AIM: In the material below, find each line holding the string "image" and copy it.

DATA EXCERPTS:
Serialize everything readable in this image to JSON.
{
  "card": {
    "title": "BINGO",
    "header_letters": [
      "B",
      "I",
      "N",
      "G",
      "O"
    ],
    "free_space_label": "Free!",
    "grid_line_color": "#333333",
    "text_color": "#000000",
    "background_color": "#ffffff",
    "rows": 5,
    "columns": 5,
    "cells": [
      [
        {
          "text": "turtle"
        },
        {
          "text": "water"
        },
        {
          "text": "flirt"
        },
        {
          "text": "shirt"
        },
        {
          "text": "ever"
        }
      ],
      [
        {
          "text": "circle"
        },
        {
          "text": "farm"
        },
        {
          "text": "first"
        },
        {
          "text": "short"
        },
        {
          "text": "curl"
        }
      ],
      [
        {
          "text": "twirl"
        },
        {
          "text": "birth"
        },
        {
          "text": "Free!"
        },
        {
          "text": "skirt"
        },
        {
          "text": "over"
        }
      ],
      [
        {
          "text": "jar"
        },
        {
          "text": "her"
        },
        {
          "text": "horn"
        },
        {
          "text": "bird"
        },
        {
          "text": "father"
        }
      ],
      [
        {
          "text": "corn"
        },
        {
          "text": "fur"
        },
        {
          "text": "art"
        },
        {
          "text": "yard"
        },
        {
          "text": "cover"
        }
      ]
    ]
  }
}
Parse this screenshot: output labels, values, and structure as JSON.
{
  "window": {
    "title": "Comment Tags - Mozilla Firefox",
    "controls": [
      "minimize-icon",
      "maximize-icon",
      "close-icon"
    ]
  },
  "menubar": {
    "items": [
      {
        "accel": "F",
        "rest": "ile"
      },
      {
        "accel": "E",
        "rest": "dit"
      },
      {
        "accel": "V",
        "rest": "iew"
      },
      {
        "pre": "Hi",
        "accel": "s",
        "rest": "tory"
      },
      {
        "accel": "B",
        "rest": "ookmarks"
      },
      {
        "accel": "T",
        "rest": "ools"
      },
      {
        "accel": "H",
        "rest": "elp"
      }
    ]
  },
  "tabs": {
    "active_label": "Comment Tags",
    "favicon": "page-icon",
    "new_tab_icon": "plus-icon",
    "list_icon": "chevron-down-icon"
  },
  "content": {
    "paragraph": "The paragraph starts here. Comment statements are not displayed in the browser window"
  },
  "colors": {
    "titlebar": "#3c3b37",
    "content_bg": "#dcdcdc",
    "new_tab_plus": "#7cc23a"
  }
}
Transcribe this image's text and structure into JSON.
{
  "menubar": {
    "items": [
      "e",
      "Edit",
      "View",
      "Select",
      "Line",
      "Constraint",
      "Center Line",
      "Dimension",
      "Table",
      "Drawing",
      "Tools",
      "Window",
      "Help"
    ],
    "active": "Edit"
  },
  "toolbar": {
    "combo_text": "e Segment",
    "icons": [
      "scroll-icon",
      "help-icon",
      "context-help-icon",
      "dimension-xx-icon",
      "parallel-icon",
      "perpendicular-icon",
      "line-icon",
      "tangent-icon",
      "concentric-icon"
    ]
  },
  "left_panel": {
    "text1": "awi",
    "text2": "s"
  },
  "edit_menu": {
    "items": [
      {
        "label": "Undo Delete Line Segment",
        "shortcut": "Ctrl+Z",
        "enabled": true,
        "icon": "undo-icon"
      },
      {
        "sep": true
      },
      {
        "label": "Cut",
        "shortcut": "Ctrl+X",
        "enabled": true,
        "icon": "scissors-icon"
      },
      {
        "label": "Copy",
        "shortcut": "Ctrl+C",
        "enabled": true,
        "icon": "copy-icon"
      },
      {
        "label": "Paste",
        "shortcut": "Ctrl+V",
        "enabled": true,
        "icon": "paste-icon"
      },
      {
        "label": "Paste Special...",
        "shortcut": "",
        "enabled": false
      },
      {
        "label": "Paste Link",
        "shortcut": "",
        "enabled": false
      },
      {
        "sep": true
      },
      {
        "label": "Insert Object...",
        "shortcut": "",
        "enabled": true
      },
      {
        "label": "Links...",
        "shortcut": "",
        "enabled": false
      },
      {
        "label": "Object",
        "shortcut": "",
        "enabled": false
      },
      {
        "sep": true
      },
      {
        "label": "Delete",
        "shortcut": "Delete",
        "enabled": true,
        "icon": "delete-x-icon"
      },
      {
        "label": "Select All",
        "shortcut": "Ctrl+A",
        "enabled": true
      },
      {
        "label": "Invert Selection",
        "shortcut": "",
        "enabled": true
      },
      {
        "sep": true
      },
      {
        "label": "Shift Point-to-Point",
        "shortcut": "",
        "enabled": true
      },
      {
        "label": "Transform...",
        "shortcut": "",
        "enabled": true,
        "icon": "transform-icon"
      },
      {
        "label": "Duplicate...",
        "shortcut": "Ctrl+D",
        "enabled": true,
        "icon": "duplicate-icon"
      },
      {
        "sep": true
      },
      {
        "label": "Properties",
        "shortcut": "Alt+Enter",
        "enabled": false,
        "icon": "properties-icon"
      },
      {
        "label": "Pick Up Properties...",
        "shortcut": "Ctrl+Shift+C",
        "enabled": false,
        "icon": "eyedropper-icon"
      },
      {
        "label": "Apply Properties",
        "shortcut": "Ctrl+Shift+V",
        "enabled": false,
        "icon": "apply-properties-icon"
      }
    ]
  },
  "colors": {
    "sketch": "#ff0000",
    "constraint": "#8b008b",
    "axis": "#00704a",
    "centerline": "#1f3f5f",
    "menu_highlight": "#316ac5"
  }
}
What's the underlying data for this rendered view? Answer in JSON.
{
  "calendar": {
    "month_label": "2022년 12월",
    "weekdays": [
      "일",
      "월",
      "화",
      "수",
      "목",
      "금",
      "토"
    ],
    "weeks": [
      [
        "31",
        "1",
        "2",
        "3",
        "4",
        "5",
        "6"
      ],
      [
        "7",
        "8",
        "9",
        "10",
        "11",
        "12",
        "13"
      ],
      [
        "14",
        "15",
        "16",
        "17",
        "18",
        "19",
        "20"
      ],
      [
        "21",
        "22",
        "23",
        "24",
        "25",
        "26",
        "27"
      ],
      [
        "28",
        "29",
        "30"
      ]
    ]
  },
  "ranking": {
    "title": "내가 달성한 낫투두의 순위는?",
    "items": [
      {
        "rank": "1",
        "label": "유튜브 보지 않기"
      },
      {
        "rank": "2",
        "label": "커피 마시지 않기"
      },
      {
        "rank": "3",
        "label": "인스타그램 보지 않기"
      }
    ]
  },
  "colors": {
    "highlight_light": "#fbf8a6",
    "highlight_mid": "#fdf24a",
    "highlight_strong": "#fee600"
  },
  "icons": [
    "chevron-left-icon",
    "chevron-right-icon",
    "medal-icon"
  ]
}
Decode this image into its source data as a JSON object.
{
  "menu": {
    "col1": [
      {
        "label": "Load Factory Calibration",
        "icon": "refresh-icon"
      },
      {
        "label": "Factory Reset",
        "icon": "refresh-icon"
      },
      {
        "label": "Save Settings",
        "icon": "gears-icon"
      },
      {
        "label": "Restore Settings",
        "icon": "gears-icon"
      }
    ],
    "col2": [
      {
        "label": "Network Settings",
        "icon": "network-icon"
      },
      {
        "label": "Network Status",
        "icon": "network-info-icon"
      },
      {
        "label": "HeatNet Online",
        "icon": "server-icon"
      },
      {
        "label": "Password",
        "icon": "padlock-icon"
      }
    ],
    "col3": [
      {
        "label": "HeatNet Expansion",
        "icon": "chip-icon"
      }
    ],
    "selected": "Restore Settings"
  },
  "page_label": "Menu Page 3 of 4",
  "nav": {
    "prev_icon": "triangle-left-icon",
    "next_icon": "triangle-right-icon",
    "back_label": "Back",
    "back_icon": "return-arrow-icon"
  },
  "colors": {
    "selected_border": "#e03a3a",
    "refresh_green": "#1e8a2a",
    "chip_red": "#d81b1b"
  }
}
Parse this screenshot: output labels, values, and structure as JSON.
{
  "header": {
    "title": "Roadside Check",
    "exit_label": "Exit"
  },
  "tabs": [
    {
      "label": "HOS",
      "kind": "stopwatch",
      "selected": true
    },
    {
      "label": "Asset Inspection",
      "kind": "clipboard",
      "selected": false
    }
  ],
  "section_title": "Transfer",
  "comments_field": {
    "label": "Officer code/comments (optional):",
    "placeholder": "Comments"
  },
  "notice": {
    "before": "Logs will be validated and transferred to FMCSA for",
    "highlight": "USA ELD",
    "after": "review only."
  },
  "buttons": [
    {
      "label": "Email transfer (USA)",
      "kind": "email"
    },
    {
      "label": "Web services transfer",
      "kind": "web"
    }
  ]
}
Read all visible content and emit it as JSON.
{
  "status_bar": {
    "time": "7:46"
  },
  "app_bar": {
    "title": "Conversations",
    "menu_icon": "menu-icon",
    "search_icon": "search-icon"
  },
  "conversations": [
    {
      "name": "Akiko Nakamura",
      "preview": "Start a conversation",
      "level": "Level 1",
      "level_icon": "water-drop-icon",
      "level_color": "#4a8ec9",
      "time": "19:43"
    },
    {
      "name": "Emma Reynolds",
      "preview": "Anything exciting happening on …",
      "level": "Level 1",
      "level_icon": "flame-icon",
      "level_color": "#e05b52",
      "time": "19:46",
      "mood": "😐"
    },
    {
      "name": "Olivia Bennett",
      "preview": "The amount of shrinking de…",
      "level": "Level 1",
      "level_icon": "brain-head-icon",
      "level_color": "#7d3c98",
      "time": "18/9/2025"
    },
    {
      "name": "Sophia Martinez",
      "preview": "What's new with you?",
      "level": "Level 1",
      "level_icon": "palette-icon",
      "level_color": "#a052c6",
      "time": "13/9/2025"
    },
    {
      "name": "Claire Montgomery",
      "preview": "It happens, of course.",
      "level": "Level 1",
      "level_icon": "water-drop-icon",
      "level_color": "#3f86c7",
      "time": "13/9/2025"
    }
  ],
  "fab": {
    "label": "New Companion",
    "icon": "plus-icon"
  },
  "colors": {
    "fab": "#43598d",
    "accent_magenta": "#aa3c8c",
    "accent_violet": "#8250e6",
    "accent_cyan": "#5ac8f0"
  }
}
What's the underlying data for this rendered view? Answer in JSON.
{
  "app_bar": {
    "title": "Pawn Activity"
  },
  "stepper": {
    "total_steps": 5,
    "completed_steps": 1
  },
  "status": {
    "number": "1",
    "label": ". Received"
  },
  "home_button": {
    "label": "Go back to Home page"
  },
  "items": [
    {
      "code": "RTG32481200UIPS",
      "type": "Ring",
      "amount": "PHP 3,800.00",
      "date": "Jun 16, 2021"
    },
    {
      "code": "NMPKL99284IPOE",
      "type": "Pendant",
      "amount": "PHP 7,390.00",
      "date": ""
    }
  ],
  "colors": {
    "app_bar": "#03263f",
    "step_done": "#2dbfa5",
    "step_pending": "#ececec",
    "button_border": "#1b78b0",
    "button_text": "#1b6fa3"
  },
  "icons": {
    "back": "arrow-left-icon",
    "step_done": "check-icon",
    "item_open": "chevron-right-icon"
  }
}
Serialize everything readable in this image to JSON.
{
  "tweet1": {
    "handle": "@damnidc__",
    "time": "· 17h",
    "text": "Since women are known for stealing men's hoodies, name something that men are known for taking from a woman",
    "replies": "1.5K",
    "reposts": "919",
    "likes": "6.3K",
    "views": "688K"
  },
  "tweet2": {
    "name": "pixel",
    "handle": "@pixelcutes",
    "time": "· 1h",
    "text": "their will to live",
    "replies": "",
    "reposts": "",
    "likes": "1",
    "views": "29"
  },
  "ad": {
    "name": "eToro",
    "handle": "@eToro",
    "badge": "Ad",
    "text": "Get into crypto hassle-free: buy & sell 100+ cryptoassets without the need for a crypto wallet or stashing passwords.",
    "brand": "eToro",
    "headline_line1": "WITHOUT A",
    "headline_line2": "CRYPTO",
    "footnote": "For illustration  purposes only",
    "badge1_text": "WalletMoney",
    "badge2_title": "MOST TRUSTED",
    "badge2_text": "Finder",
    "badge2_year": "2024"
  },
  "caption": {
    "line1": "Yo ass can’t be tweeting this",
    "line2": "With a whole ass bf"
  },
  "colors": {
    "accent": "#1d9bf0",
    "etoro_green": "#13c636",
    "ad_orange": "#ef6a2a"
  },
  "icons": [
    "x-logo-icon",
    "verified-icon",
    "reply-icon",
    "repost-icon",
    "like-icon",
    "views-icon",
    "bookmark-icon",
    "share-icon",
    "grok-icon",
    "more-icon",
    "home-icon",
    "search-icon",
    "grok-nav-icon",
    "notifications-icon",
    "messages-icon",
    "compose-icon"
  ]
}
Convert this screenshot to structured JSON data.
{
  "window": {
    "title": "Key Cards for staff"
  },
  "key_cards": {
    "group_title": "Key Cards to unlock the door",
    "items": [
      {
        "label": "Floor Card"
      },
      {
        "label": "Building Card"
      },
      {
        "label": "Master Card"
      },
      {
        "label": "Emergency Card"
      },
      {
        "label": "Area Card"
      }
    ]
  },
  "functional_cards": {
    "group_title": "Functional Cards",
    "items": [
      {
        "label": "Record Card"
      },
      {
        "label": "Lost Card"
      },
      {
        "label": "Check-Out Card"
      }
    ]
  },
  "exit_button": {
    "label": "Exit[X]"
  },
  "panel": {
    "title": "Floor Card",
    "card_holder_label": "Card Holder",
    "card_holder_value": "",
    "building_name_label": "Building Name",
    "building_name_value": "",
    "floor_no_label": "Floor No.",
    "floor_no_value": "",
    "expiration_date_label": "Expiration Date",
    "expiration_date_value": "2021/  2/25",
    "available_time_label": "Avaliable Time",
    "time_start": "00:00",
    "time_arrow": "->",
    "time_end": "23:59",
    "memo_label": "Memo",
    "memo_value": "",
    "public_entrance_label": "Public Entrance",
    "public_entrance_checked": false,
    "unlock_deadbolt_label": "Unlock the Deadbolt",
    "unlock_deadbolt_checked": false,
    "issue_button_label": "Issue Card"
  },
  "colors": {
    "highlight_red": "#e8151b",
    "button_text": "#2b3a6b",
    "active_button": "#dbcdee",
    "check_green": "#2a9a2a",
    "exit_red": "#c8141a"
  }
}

RESULT FOR THIS TASK:
Serialize everything readable in this image to JSON.
Transcribe this image's text and structure into JSON.
Decode this image into its source data as a JSON object.
Serialize everything readable in this image to JSON.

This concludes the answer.